**Material for this exercise**
**********

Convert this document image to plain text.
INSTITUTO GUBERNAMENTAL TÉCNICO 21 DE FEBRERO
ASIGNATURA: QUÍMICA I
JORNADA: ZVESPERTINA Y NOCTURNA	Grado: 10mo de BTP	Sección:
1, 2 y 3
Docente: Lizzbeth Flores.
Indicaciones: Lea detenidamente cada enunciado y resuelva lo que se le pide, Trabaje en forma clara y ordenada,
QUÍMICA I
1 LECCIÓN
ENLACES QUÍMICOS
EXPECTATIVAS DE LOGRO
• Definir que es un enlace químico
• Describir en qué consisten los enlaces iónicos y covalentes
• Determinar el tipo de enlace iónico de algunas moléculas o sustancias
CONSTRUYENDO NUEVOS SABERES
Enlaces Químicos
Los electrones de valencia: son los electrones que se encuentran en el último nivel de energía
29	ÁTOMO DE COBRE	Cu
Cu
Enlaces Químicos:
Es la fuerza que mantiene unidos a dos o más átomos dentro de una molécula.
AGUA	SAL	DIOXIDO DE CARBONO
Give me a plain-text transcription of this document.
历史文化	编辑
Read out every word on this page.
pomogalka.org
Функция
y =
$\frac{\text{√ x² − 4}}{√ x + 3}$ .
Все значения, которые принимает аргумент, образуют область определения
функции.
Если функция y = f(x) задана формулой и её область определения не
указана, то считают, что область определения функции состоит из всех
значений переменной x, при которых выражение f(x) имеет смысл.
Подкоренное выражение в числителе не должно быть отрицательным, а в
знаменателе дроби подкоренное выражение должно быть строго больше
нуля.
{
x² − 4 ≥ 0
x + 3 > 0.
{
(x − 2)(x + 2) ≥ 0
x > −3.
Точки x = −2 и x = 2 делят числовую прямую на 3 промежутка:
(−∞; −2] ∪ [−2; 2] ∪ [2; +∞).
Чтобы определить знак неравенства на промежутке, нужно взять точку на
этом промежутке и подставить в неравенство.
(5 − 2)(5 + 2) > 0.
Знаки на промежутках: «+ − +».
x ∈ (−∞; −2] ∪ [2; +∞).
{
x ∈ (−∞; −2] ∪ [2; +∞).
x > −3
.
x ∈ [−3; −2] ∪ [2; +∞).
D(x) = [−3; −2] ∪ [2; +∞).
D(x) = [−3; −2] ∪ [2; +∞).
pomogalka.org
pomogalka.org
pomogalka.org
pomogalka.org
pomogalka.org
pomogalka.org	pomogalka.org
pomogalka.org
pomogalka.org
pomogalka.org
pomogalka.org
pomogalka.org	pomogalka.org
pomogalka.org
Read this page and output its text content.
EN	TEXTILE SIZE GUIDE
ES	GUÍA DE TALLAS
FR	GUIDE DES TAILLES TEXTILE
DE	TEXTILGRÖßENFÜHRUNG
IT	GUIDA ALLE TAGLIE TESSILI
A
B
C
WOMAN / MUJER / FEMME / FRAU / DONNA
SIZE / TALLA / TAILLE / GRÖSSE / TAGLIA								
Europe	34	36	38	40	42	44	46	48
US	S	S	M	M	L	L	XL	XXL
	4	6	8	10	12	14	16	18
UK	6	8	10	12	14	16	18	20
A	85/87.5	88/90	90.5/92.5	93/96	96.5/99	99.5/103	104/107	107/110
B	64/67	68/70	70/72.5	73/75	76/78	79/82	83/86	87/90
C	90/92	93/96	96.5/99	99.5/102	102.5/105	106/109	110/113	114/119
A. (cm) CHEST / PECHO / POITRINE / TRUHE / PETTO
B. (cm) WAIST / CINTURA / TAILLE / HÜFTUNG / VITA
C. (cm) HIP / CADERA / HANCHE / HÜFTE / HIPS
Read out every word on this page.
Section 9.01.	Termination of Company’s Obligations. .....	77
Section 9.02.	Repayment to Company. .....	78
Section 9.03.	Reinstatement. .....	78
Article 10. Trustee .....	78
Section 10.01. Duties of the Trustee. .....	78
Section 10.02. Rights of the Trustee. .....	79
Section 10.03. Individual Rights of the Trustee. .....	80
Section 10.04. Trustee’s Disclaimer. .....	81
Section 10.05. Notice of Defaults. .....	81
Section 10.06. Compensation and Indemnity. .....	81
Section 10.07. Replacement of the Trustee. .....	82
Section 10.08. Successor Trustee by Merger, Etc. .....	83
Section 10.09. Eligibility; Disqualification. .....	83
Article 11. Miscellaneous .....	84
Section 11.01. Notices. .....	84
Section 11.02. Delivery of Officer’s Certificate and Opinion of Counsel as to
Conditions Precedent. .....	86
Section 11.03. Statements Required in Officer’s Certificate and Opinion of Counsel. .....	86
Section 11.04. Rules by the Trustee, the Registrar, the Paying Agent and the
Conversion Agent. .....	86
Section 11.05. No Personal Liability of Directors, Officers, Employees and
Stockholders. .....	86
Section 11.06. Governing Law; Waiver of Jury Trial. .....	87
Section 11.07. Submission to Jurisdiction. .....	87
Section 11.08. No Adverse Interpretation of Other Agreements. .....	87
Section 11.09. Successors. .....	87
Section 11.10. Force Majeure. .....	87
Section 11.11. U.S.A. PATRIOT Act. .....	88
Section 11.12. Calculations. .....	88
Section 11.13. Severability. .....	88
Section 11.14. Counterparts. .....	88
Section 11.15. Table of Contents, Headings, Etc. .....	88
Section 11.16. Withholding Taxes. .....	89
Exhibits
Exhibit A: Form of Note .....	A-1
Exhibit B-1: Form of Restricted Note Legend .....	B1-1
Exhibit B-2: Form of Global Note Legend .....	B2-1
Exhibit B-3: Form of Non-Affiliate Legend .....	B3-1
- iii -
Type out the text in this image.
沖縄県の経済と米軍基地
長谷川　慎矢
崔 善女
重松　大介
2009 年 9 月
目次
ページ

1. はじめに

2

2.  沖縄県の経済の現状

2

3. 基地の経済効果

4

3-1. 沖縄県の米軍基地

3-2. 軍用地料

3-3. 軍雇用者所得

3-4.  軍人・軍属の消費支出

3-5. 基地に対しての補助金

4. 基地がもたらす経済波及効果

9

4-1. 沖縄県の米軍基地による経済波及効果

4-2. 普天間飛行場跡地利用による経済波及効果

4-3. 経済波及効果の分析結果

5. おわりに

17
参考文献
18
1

**********

Write out the data again, exactly and in full.

**Result of the exercise**
Convert this document image to plain text.
INSTITUTO GUBERNAMENTAL TÉCNICO 21 DE FEBRERO
ASIGNATURA: QUÍMICA I
JORNADA: ZVESPERTINA Y NOCTURNA	Grado: 10mo de BTP	Sección:
1, 2 y 3
Docente: Lizzbeth Flores.
Indicaciones: Lea detenidamente cada enunciado y resuelva lo que se le pide, Trabaje en forma clara y ordenada,
QUÍMICA I
1 LECCIÓN
ENLACES QUÍMICOS
EXPECTATIVAS DE LOGRO
• Definir que es un enlace químico
• Describir en qué consisten los enlaces iónicos y covalentes
• Determinar el tipo de enlace iónico de algunas moléculas o sustancias
CONSTRUYENDO NUEVOS SABERES
Enlaces Químicos
Los electrones de valencia: son los electrones que se encuentran en el último nivel de energía
29	ÁTOMO DE COBRE	Cu
Cu
Enlaces Químicos:
Es la fuerza que mantiene unidos a dos o más átomos dentro de una molécula.
AGUA	SAL	DIOXIDO DE CARBONO
Give me a plain-text transcription of this document.
历史文化	编辑
Read out every word on this page.
pomogalka.org
Функция
y =
$\frac{\text{√ x² − 4}}{√ x + 3}$ .
Все значения, которые принимает аргумент, образуют область определения
функции.
Если функция y = f(x) задана формулой и её область определения не
указана, то считают, что область определения функции состоит из всех
значений переменной x, при которых выражение f(x) имеет смысл.
Подкоренное выражение в числителе не должно быть отрицательным, а в
знаменателе дроби подкоренное выражение должно быть строго больше
нуля.
{
x² − 4 ≥ 0
x + 3 > 0.
{
(x − 2)(x + 2) ≥ 0
x > −3.
Точки x = −2 и x = 2 делят числовую прямую на 3 промежутка:
(−∞; −2] ∪ [−2; 2] ∪ [2; +∞).
Чтобы определить знак неравенства на промежутке, нужно взять точку на
этом промежутке и подставить в неравенство.
(5 − 2)(5 + 2) > 0.
Знаки на промежутках: «+ − +».
x ∈ (−∞; −2] ∪ [2; +∞).
{
x ∈ (−∞; −2] ∪ [2; +∞).
x > −3
.
x ∈ [−3; −2] ∪ [2; +∞).
D(x) = [−3; −2] ∪ [2; +∞).
D(x) = [−3; −2] ∪ [2; +∞).
pomogalka.org
pomogalka.org
pomogalka.org
pomogalka.org
pomogalka.org
pomogalka.org	pomogalka.org
pomogalka.org
pomogalka.org
pomogalka.org
pomogalka.org
pomogalka.org	pomogalka.org
pomogalka.org
Read this page and output its text content.
EN	TEXTILE SIZE GUIDE
ES	GUÍA DE TALLAS
FR	GUIDE DES TAILLES TEXTILE
DE	TEXTILGRÖßENFÜHRUNG
IT	GUIDA ALLE TAGLIE TESSILI
A
B
C
WOMAN / MUJER / FEMME / FRAU / DONNA
SIZE / TALLA / TAILLE / GRÖSSE / TAGLIA								
Europe	34	36	38	40	42	44	46	48
US	S	S	M	M	L	L	XL	XXL
	4	6	8	10	12	14	16	18
UK	6	8	10	12	14	16	18	20
A	85/87.5	88/90	90.5/92.5	93/96	96.5/99	99.5/103	104/107	107/110
B	64/67	68/70	70/72.5	73/75	76/78	79/82	83/86	87/90
C	90/92	93/96	96.5/99	99.5/102	102.5/105	106/109	110/113	114/119
A. (cm) CHEST / PECHO / POITRINE / TRUHE / PETTO
B. (cm) WAIST / CINTURA / TAILLE / HÜFTUNG / VITA
C. (cm) HIP / CADERA / HANCHE / HÜFTE / HIPS
Read out every word on this page.
Section 9.01.	Termination of Company’s Obligations. .....	77
Section 9.02.	Repayment to Company. .....	78
Section 9.03.	Reinstatement. .....	78
Article 10. Trustee .....	78
Section 10.01. Duties of the Trustee. .....	78
Section 10.02. Rights of the Trustee. .....	79
Section 10.03. Individual Rights of the Trustee. .....	80
Section 10.04. Trustee’s Disclaimer. .....	81
Section 10.05. Notice of Defaults. .....	81
Section 10.06. Compensation and Indemnity. .....	81
Section 10.07. Replacement of the Trustee. .....	82
Section 10.08. Successor Trustee by Merger, Etc. .....	83
Section 10.09. Eligibility; Disqualification. .....	83
Article 11. Miscellaneous .....	84
Section 11.01. Notices. .....	84
Section 11.02. Delivery of Officer’s Certificate and Opinion of Counsel as to
Conditions Precedent. .....	86
Section 11.03. Statements Required in Officer’s Certificate and Opinion of Counsel. .....	86
Section 11.04. Rules by the Trustee, the Registrar, the Paying Agent and the
Conversion Agent. .....	86
Section 11.05. No Personal Liability of Directors, Officers, Employees and
Stockholders. .....	86
Section 11.06. Governing Law; Waiver of Jury Trial. .....	87
Section 11.07. Submission to Jurisdiction. .....	87
Section 11.08. No Adverse Interpretation of Other Agreements. .....	87
Section 11.09. Successors. .....	87
Section 11.10. Force Majeure. .....	87
Section 11.11. U.S.A. PATRIOT Act. .....	88
Section 11.12. Calculations. .....	88
Section 11.13. Severability. .....	88
Section 11.14. Counterparts. .....	88
Section 11.15. Table of Contents, Headings, Etc. .....	88
Section 11.16. Withholding Taxes. .....	89
Exhibits
Exhibit A: Form of Note .....	A-1
Exhibit B-1: Form of Restricted Note Legend .....	B1-1
Exhibit B-2: Form of Global Note Legend .....	B2-1
Exhibit B-3: Form of Non-Affiliate Legend .....	B3-1
- iii -
Type out the text in this image.
沖縄県の経済と米軍基地
長谷川　慎矢
崔 善女
重松　大介
2009 年 9 月
目次
ページ

1. はじめに

2

2.  沖縄県の経済の現状

2

3. 基地の経済効果

4

3-1. 沖縄県の米軍基地

3-2. 軍用地料

3-3. 軍雇用者所得

3-4.  軍人・軍属の消費支出

3-5. 基地に対しての補助金

4. 基地がもたらす経済波及効果

9

4-1. 沖縄県の米軍基地による経済波及効果

4-2. 普天間飛行場跡地利用による経済波及効果

4-3. 経済波及効果の分析結果

5. おわりに

17
参考文献
18
1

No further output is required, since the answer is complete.